--- Start ---

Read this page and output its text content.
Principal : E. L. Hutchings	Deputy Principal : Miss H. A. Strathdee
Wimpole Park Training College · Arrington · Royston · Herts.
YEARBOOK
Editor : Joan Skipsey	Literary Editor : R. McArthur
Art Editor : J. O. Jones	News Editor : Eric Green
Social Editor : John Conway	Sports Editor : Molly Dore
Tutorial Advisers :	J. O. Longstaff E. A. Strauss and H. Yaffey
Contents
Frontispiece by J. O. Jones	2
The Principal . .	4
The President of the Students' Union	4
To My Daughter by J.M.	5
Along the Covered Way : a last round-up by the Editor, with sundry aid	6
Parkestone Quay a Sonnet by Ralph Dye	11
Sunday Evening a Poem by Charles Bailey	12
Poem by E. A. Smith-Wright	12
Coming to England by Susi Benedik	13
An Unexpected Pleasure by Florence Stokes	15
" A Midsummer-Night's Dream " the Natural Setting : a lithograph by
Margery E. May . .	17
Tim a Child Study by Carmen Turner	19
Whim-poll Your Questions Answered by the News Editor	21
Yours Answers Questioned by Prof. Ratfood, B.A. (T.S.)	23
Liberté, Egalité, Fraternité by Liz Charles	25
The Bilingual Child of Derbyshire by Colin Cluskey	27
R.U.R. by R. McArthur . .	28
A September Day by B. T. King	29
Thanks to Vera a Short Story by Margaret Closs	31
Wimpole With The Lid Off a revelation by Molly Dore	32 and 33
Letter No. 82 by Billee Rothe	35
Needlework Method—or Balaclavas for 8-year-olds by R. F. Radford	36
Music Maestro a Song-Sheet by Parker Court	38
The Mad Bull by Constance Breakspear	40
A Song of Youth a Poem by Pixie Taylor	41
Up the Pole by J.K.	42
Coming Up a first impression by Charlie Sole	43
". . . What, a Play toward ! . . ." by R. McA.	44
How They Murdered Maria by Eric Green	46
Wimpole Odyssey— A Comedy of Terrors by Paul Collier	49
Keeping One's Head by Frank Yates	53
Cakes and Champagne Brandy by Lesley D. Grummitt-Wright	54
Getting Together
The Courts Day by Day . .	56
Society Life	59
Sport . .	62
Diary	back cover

--- End ---

• [Work instructions] From the listing above, extract every line exactly as it stands.

• [Exercise result]
Read this page and output its text content.
Principal : E. L. Hutchings	Deputy Principal : Miss H. A. Strathdee
Wimpole Park Training College · Arrington · Royston · Herts.
YEARBOOK
Editor : Joan Skipsey	Literary Editor : R. McArthur
Art Editor : J. O. Jones	News Editor : Eric Green
Social Editor : John Conway	Sports Editor : Molly Dore
Tutorial Advisers :	J. O. Longstaff E. A. Strauss and H. Yaffey
Contents
Frontispiece by J. O. Jones	2
The Principal . .	4
The President of the Students' Union	4
To My Daughter by J.M.	5
Along the Covered Way : a last round-up by the Editor, with sundry aid	6
Parkestone Quay a Sonnet by Ralph Dye	11
Sunday Evening a Poem by Charles Bailey	12
Poem by E. A. Smith-Wright	12
Coming to England by Susi Benedik	13
An Unexpected Pleasure by Florence Stokes	15
" A Midsummer-Night's Dream " the Natural Setting : a lithograph by
Margery E. May . .	17
Tim a Child Study by Carmen Turner	19
Whim-poll Your Questions Answered by the News Editor	21
Yours Answers Questioned by Prof. Ratfood, B.A. (T.S.)	23
Liberté, Egalité, Fraternité by Liz Charles	25
The Bilingual Child of Derbyshire by Colin Cluskey	27
R.U.R. by R. McArthur . .	28
A September Day by B. T. King	29
Thanks to Vera a Short Story by Margaret Closs	31
Wimpole With The Lid Off a revelation by Molly Dore	32 and 33
Letter No. 82 by Billee Rothe	35
Needlework Method—or Balaclavas for 8-year-olds by R. F. Radford	36
Music Maestro a Song-Sheet by Parker Court	38
The Mad Bull by Constance Breakspear	40
A Song of Youth a Poem by Pixie Taylor	41
Up the Pole by J.K.	42
Coming Up a first impression by Charlie Sole	43
". . . What, a Play toward ! . . ." by R. McA.	44
How They Murdered Maria by Eric Green	46
Wimpole Odyssey— A Comedy of Terrors by Paul Collier	49
Keeping One's Head by Frank Yates	53
Cakes and Champagne Brandy by Lesley D. Grummitt-Wright	54
Getting Together
The Courts Day by Day . .	56
Society Life	59
Sport . .	62
Diary	back cover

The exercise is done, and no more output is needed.